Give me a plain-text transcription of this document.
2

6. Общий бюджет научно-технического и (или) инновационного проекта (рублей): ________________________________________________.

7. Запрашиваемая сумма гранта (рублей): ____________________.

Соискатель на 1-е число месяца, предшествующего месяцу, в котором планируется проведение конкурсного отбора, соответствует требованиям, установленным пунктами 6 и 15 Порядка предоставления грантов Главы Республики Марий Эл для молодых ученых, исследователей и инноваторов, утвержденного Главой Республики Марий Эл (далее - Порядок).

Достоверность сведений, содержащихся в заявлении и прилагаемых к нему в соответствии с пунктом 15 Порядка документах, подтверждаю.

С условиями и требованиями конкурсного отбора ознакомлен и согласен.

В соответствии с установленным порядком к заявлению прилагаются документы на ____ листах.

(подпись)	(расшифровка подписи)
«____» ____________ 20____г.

================

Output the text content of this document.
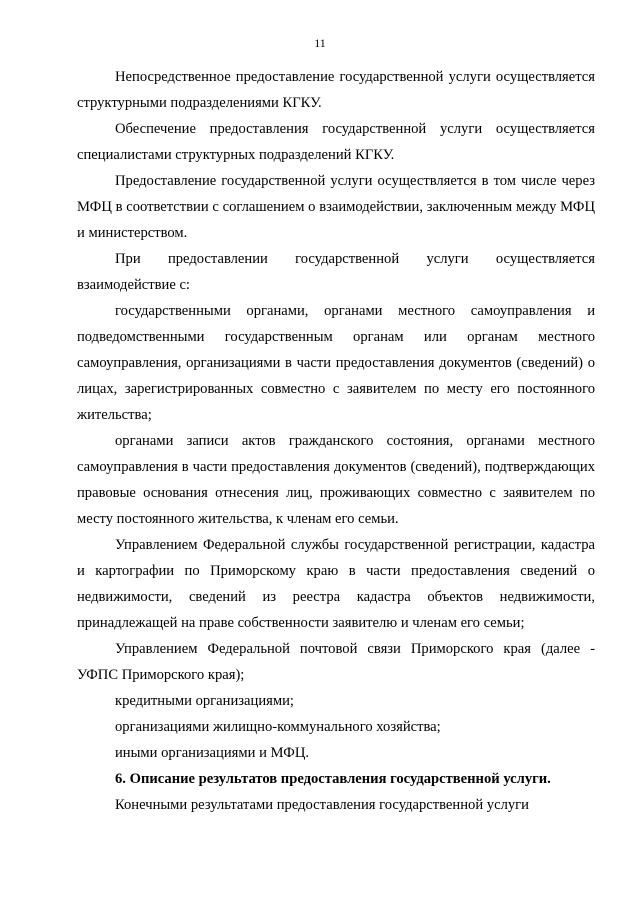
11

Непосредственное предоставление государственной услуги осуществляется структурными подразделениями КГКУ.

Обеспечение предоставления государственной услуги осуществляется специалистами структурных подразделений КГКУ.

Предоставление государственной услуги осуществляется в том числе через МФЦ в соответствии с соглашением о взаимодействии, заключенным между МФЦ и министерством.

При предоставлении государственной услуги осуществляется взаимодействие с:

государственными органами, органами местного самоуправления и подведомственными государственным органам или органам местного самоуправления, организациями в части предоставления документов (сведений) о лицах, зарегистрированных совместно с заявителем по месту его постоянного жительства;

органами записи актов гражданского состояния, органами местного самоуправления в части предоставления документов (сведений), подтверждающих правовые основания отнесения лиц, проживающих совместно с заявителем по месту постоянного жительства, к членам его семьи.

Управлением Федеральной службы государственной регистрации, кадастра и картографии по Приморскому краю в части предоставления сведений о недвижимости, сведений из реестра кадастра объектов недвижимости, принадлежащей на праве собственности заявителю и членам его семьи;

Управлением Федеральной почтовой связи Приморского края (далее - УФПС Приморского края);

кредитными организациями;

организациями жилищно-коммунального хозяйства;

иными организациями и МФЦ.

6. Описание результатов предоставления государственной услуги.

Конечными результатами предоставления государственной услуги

================

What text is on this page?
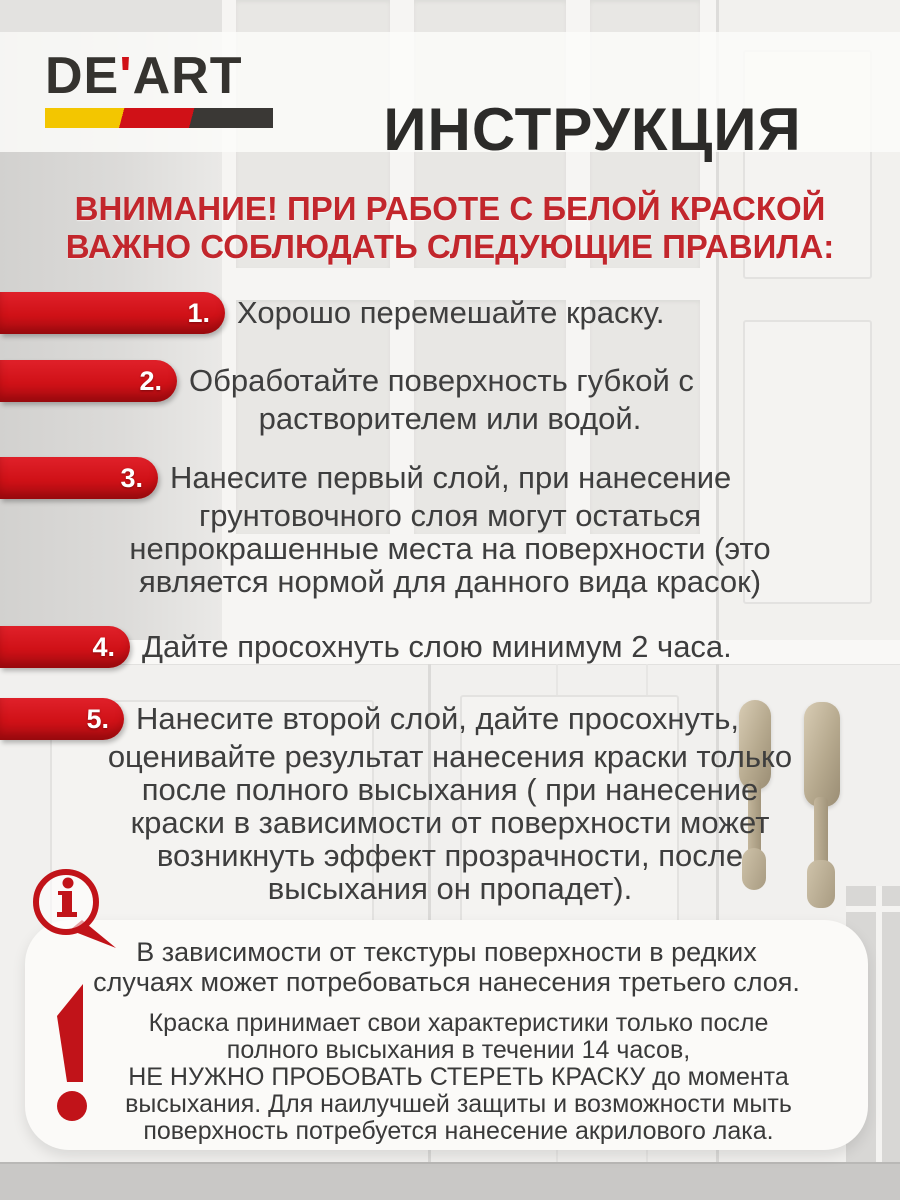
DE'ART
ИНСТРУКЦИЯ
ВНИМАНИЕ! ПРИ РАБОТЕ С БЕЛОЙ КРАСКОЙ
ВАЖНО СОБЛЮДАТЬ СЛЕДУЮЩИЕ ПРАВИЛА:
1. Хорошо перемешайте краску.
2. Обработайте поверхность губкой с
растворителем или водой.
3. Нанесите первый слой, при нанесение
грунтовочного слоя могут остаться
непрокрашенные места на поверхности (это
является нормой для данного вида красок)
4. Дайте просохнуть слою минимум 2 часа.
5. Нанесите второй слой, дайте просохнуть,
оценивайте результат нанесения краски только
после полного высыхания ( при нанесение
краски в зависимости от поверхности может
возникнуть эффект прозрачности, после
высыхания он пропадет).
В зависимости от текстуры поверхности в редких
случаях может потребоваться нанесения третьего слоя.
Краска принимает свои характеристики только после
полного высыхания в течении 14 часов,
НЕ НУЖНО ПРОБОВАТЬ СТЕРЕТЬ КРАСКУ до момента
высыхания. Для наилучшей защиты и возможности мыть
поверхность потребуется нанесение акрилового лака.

================

Challenge:
Using the listing, copy every line where the word "соответствии" shows up.

Solution to the exercise:
Достоверность сведений, содержащихся в заявлении и прилагаемых к нему в соответствии с пунктом 15 Порядка документах, подтверждаю.
В соответствии с установленным порядком к заявлению прилагаются документы на ____ листах.
Предоставление государственной услуги осуществляется в том числе через МФЦ в соответствии с соглашением о взаимодействии, заключенным между МФЦ и министерством.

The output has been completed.